Das minimalistische Konzept funktionierte, wenn auch meist bloß irgendwie: Abhängig war man in erster Linie vom Durchhaltewillen und Enthusiasmus der Macher, nicht aber von Grosso oder Großverlag. Chaos, permanente Fluktuation und chronische Erschöpfung nahm man dafür in Kauf. Geradezu lebensnotwendig war für das Blatt der Aufbau eines Netzes von Unterstützern. Nach fünf Jahren stieg die Auflage auf 50.000 Stück, das Blatt dehnte seinen Einzugsbereich auf die Innenstadtbezirke aus. Peu à peu wurde aus einer Kiez- eine Stadtzeitung, die langsam auch von den großen Blättern zur Kenntnis genommen wurde.

————

- Arbeitsauftrag 1
Führen Sie alles auf, was laut dem Textauszug für das minimalistische Konzept in Kauf genommen wurde.
- Arbeitsauftrag 2
Kopieren Sie aus dem Textauszug wortgetreu die Passage von „Das minimalistische Konzept“ bis einschließlich „Kenntnis genommen wurde.“.

————

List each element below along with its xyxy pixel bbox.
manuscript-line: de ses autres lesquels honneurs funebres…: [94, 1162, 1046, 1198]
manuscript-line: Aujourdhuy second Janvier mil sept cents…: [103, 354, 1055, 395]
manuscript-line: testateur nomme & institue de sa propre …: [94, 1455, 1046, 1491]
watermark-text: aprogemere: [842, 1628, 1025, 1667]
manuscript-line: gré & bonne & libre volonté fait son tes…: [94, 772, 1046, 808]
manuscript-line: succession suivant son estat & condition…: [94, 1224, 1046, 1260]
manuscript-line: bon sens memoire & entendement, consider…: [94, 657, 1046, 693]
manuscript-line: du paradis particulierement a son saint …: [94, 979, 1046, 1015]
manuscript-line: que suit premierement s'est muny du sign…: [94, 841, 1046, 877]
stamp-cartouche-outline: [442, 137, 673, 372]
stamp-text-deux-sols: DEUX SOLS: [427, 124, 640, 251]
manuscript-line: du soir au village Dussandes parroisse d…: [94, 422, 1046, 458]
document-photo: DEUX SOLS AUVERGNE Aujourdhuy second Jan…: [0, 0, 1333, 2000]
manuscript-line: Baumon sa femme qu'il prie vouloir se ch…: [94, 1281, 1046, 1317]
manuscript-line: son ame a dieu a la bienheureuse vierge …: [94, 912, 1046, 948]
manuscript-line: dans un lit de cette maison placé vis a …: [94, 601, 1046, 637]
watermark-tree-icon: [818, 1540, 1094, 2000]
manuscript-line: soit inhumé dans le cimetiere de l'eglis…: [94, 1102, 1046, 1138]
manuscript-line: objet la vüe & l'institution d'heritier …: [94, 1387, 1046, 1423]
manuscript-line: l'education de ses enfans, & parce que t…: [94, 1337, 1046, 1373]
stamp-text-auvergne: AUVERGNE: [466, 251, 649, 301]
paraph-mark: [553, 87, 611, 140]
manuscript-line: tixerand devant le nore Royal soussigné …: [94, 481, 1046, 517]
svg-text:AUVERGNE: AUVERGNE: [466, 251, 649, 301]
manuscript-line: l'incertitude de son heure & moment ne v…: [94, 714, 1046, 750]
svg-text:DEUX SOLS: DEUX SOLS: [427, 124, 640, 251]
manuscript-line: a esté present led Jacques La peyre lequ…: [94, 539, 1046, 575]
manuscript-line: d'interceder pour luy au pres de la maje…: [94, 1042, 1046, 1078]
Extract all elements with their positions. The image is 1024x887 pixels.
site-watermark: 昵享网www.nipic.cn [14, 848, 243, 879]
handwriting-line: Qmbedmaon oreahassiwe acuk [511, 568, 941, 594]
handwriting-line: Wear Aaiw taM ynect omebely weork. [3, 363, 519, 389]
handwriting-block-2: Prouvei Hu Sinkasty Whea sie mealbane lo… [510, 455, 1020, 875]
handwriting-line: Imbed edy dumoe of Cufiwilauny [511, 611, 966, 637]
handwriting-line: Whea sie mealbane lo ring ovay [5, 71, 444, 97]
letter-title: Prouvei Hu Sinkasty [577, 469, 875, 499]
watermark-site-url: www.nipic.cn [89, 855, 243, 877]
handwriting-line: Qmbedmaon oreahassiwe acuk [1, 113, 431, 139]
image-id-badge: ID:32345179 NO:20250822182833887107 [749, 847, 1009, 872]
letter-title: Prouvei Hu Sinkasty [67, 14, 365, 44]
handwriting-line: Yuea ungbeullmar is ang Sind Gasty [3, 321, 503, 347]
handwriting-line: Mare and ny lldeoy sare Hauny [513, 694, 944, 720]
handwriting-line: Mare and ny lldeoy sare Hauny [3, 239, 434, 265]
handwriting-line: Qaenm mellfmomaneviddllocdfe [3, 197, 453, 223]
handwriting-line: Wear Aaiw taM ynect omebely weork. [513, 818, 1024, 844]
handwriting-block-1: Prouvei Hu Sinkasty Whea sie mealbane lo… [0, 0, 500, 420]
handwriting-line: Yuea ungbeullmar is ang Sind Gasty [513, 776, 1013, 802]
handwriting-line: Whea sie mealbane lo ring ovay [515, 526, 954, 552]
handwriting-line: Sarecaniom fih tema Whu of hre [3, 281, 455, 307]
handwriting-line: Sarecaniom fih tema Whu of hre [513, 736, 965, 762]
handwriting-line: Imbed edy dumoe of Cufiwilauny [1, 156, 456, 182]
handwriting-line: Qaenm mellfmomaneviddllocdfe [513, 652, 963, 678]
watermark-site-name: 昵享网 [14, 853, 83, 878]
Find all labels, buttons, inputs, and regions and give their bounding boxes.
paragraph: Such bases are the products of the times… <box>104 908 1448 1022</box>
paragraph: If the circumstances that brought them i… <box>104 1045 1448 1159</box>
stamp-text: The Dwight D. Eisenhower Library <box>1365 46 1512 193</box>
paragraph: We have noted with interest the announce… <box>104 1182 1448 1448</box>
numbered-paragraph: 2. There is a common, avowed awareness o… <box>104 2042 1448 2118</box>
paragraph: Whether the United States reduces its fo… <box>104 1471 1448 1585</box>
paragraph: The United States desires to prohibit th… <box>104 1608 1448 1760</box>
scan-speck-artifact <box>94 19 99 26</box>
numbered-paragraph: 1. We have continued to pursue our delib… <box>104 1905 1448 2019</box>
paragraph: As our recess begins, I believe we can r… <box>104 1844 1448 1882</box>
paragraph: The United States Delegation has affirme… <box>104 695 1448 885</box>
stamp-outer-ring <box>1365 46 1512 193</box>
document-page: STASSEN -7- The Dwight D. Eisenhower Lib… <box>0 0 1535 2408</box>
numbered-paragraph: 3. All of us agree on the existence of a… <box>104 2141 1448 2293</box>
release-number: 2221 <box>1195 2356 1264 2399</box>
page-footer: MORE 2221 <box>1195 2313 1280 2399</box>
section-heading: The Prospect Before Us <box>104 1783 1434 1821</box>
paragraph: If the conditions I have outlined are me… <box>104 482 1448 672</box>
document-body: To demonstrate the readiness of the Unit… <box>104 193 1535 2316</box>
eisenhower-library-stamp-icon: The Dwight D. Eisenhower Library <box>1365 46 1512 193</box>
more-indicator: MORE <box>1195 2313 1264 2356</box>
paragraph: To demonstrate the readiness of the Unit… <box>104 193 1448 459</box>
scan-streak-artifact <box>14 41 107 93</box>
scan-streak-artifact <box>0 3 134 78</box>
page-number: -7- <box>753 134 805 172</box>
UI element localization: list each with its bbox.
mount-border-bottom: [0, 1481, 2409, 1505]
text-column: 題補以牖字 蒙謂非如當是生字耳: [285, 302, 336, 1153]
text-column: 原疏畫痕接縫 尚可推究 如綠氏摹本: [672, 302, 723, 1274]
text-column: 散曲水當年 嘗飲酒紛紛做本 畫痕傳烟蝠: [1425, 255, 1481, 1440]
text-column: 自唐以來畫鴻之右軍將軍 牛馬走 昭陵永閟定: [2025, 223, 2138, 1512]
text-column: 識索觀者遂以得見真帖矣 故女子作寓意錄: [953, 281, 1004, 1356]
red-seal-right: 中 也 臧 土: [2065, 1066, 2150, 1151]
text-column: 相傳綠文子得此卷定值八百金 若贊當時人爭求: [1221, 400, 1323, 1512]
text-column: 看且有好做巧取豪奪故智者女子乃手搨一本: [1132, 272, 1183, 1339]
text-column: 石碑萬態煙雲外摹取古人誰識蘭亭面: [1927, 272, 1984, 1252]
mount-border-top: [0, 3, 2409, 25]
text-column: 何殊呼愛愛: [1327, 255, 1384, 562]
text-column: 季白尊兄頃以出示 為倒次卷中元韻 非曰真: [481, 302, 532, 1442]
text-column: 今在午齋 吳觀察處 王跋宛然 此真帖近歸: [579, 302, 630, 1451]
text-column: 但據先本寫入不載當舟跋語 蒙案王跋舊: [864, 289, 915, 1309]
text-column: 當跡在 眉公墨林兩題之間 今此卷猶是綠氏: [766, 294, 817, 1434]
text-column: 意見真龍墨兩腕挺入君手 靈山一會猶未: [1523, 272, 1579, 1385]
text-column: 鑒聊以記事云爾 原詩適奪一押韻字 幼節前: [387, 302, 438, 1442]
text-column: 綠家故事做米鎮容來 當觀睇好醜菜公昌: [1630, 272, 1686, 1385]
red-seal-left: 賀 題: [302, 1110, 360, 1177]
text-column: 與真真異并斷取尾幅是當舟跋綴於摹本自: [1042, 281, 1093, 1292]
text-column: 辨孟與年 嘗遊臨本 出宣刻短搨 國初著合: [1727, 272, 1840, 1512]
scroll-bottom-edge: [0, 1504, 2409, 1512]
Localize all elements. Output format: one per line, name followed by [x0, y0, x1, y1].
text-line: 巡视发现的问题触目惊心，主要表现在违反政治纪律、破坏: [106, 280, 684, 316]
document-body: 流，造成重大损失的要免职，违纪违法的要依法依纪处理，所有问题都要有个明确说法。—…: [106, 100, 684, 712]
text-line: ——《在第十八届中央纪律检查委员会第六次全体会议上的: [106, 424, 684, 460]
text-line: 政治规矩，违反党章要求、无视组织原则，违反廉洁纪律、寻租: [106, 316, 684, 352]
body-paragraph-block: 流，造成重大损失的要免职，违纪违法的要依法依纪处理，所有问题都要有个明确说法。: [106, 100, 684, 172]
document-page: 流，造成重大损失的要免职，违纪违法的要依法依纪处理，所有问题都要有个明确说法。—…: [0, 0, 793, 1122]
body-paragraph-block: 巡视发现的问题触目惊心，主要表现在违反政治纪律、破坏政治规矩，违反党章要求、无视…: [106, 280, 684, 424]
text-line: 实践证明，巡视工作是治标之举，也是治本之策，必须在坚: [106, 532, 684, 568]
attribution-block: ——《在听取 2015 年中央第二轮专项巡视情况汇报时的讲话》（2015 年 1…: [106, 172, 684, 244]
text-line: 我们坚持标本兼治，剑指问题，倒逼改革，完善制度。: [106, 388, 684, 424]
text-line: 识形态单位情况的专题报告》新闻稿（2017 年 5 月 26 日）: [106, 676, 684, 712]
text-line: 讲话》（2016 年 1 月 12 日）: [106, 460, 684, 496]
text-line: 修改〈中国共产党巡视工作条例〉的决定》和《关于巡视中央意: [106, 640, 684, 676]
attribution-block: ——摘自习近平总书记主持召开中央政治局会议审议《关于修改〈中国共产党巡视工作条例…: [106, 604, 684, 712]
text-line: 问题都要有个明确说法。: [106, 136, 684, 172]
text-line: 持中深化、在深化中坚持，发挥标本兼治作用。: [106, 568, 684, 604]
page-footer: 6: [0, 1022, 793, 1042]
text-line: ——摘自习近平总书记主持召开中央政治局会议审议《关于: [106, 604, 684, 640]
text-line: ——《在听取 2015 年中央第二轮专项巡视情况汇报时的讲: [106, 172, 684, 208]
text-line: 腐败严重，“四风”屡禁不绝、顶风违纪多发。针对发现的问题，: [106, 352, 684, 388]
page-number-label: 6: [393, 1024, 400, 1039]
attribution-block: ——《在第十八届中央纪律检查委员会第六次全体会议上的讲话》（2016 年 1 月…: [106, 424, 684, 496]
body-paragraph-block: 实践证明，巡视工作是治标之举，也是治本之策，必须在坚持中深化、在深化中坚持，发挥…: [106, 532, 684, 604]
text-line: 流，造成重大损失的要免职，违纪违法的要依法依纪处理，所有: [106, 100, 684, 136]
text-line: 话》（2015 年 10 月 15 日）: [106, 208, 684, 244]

————

- Übungsergebnis 1
- Chaos
- permanente Fluktuation
- chronische Erschöpfung

- Übungsergebnis 2
Das minimalistische Konzept funktionierte, wenn auch meist bloß irgendwie: Abhängig war man in erster Linie vom Durchhaltewillen und Enthusiasmus der Macher, nicht aber von Grosso oder Großverlag. Chaos, permanente Fluktuation und chronische Erschöpfung nahm man dafür in Kauf. Geradezu lebensnotwendig war für das Blatt der Aufbau eines Netzes von Unterstützern. Nach fünf Jahren stieg die Auflage auf 50.000 Stück, das Blatt dehnte seinen Einzugsbereich auf die Innenstadtbezirke aus. Peu à peu wurde aus einer Kiez- eine Stadtzeitung, die langsam auch von den großen Blättern zur Kenntnis genommen wurde.